### EXCERPTED RECORDS
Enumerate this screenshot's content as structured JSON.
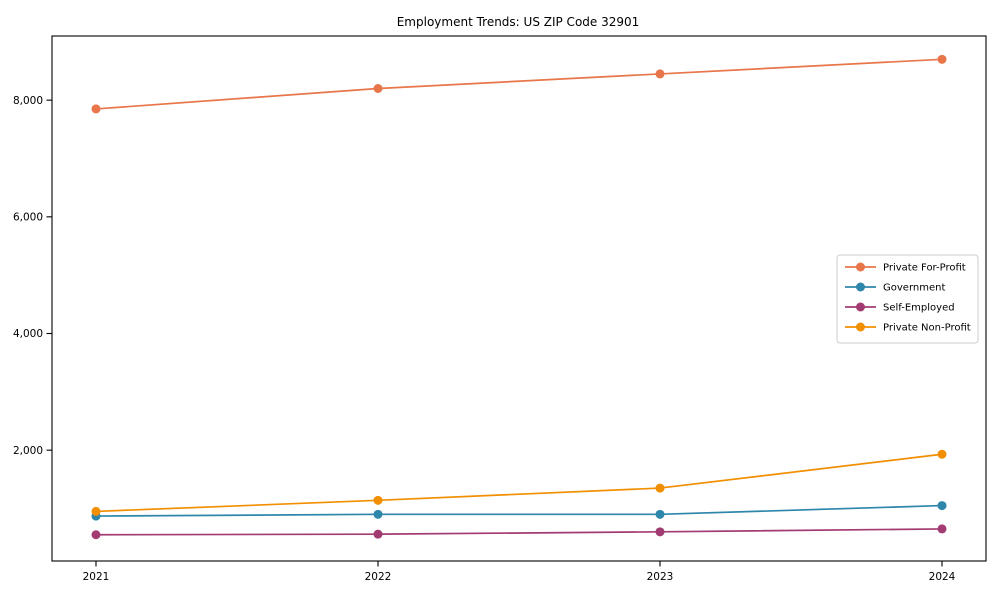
{
  "figure": {
    "background_color": "#ffffff",
    "spine_color": "#000000"
  },
  "chart_data": {
    "type": "line",
    "title": "Employment Trends: US ZIP Code 32901",
    "xlabel": "",
    "ylabel": "",
    "categories": [
      "2021",
      "2022",
      "2023",
      "2024"
    ],
    "series": [
      {
        "name": "Private For-Profit",
        "color": "#E8764A",
        "values": [
          7850,
          8200,
          8450,
          8700
        ]
      },
      {
        "name": "Government",
        "color": "#2E86AB",
        "values": [
          870,
          900,
          900,
          1050
        ]
      },
      {
        "name": "Self-Employed",
        "color": "#A23B72",
        "values": [
          550,
          560,
          600,
          650
        ]
      },
      {
        "name": "Private Non-Profit",
        "color": "#F18F01",
        "values": [
          950,
          1140,
          1350,
          1930
        ]
      }
    ],
    "yticks": [
      2000,
      4000,
      6000,
      8000
    ],
    "ytick_labels": [
      "2,000",
      "4,000",
      "6,000",
      "8,000"
    ],
    "ylim": [
      100,
      9100
    ],
    "grid": false,
    "marker": "circle",
    "legend": {
      "position": "center-right",
      "entries": [
        "Private For-Profit",
        "Government",
        "Self-Employed",
        "Private Non-Profit"
      ]
    }
  }
}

### SHORT PROBLEM
Report back each line of the entries that holds the string "Profit".

### EXERCISE ANSWER
        "name": "Private For-Profit",
        "name": "Private Non-Profit",
        "Private For-Profit",
        "Private Non-Profit"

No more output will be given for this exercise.